● **What is expected**
Go through the entries one line at a time, and gather every line that has the word "在第一象限".

Records contained in a dataset
══════════
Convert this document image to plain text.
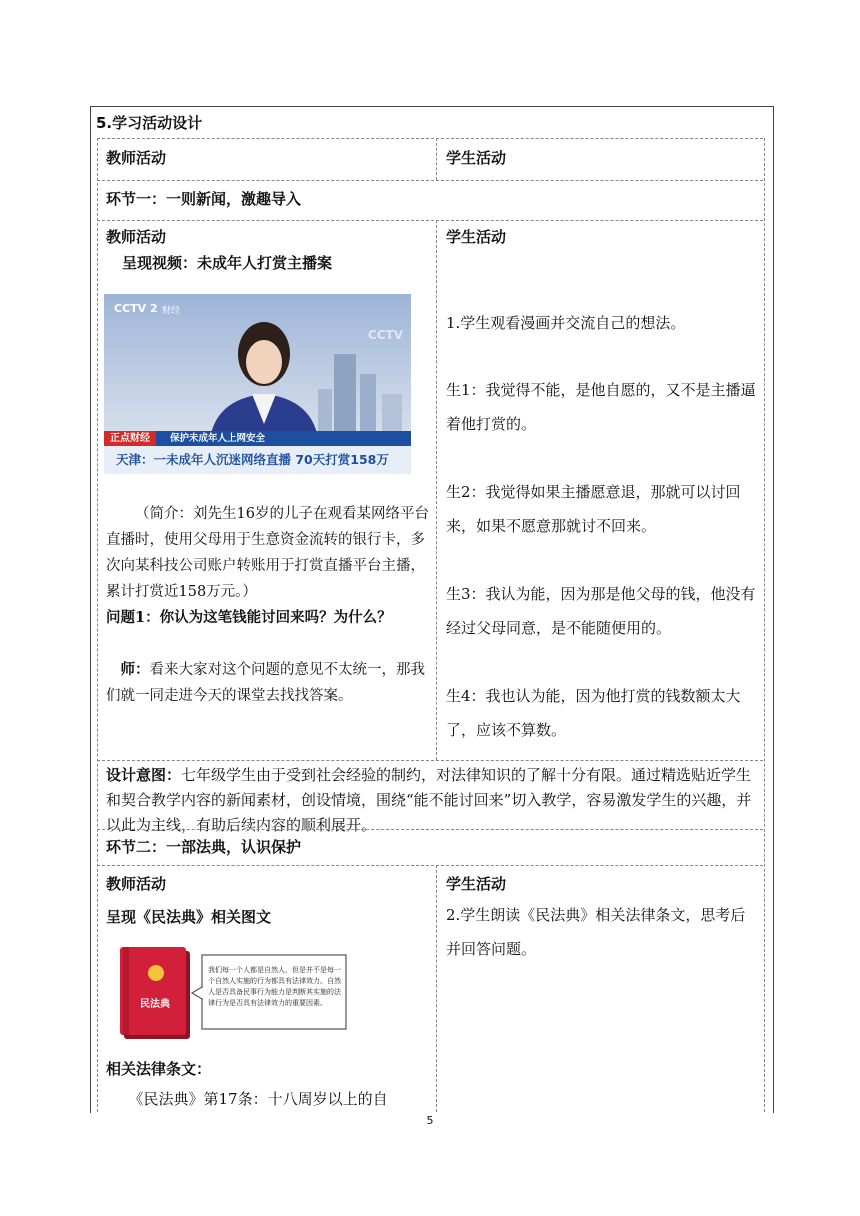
5.学习活动设计
教师活动	学生活动
环节一：一则新闻，激趣导入
教师活动
呈现视频：未成年人打赏主播案
CCTV 2 财经
CCTV
正点财经	保护未成年人上网安全
天津：一未成年人沉迷网络直播 70天打赏158万
（简介：刘先生16岁的儿子在观看某网络平台直播时，使用父母用于生意资金流转的银行卡，多次向某科技公司账户转账用于打赏直播平台主播，累计打赏近158万元。）
问题1：你认为这笔钱能讨回来吗？为什么？
师：看来大家对这个问题的意见不太统一，那我们就一同走进今天的课堂去找找答案。
学生活动
1.学生观看漫画并交流自己的想法。
生1：我觉得不能，是他自愿的，又不是主播逼着他打赏的。
生2：我觉得如果主播愿意退，那就可以讨回来，如果不愿意那就讨不回来。
生3：我认为能，因为那是他父母的钱，他没有经过父母同意，是不能随便用的。
生4：我也认为能，因为他打赏的钱数额太大了，应该不算数。
设计意图：七年级学生由于受到社会经验的制约，对法律知识的了解十分有限。通过精选贴近学生和契合教学内容的新闻素材，创设情境，围绕“能不能讨回来”切入教学，容易激发学生的兴趣，并以此为主线，有助后续内容的顺利展开。
环节二：一部法典，认识保护
教师活动
呈现《民法典》相关图文
民法典
我们每一个人都是自然人，但是并不是每一个自然人实施的行为都具有法律效力。自然人是否具备民事行为能力是判断其实施的法律行为是否具有法律效力的重要因素。
相关法律条文：
《民法典》第17条：十八周岁以上的自
学生活动
2.学生朗读《民法典》相关法律条文，思考后并回答问题。
5
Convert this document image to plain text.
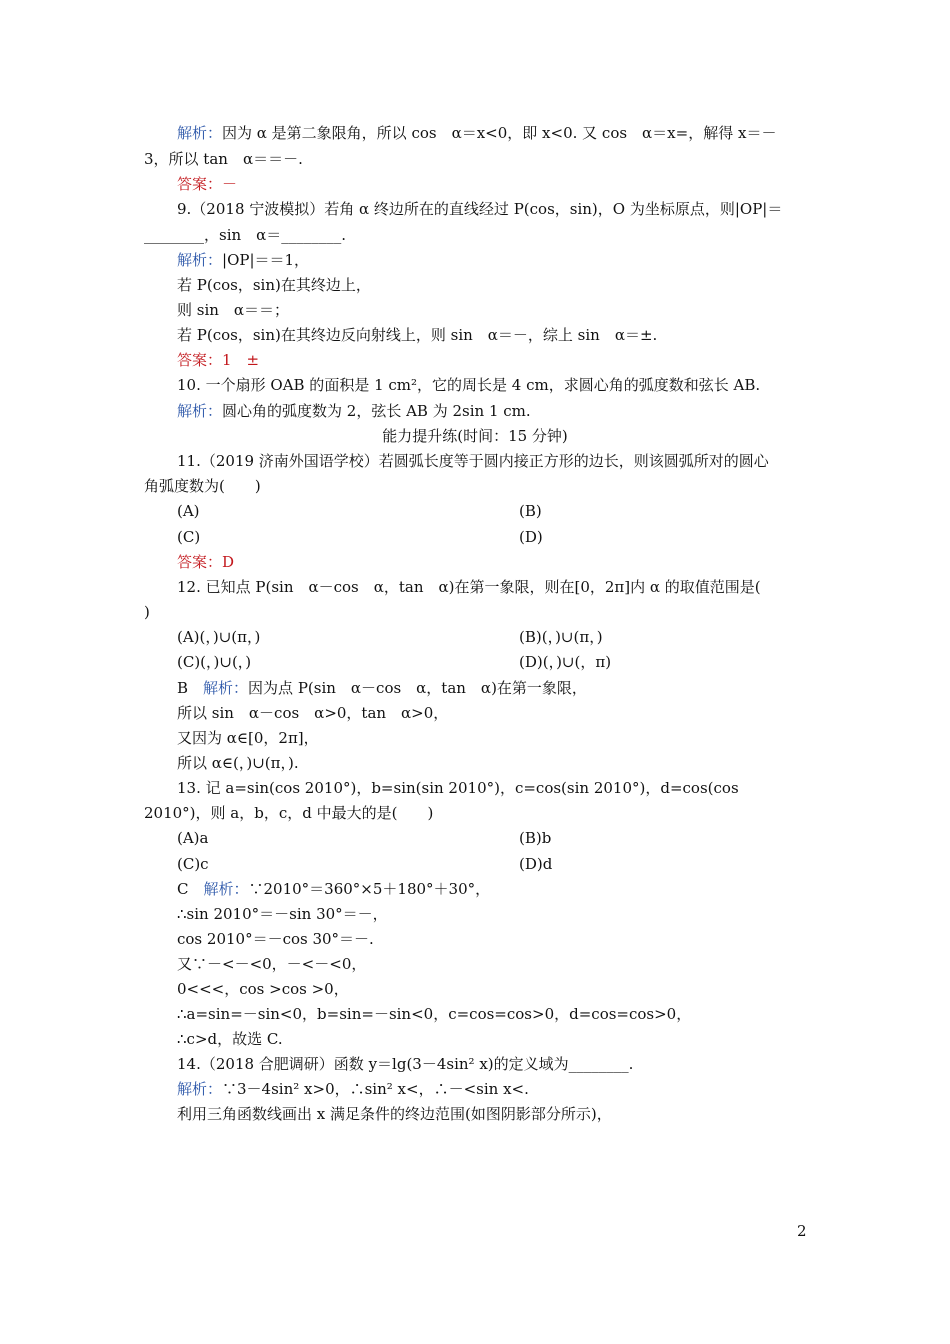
解析：因为 α 是第二象限角，所以 cos　α＝x<0，即 x<0. 又 cos　α＝x=，解得 x＝－
3，所以 tan　α＝＝－.
答案：－
9.（2018 宁波模拟）若角 α 终边所在的直线经过 P(cos，sin)，O 为坐标原点，则|OP|＝
________，sin　α＝________.
解析：|OP|＝＝1，
若 P(cos，sin)在其终边上，
则 sin　α＝＝；
若 P(cos，sin)在其终边反向射线上，则 sin　α＝－，综上 sin　α＝±.
答案：1　±
10. 一个扇形 OAB 的面积是 1 cm²，它的周长是 4 cm，求圆心角的弧度数和弦长 AB.
解析：圆心角的弧度数为 2，弦长 AB 为 2sin 1 cm.
能力提升练(时间：15 分钟)
11.（2019 济南外国语学校）若圆弧长度等于圆内接正方形的边长，则该圆弧所对的圆心
角弧度数为(　　)
(A)	(B)
(C)	(D)
答案：D
12. 已知点 P(sin　α－cos　α，tan　α)在第一象限，则在[0，2π]内 α 的取值范围是(
)
(A)(，)∪(π，)	(B)(，)∪(π，)
(C)(，)∪(，)	(D)(，)∪(，π)
B　解析：因为点 P(sin　α－cos　α，tan　α)在第一象限，
所以 sin　α－cos　α>0，tan　α>0，
又因为 α∈[0，2π]，
所以 α∈(，)∪(π，).
13. 记 a=sin(cos 2010°)，b=sin(sin 2010°)，c=cos(sin 2010°)，d=cos(cos
2010°)，则 a，b，c，d 中最大的是(　　)
(A)a	(B)b
(C)c	(D)d
C　解析：∵2010°＝360°×5＋180°＋30°，
∴sin 2010°＝－sin 30°＝－，
cos 2010°＝－cos 30°＝－.
又∵－<－<0，－<－<0，
0<<<，cos >cos >0，
∴a=sin=－sin<0，b=sin=－sin<0，c=cos=cos>0，d=cos=cos>0，
∴c>d，故选 C.
14.（2018 合肥调研）函数 y＝lg(3－4sin² x)的定义域为________.
解析：∵3－4sin² x>0，∴sin² x<，∴－<sin x<.
利用三角函数线画出 x 满足条件的终边范围(如图阴影部分所示)，
2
══════════
● **Solved problem**
12. 已知点 P(sin　α－cos　α，tan　α)在第一象限，则在[0，2π]内 α 的取值范围是(
B　解析：因为点 P(sin　α－cos　α，tan　α)在第一象限，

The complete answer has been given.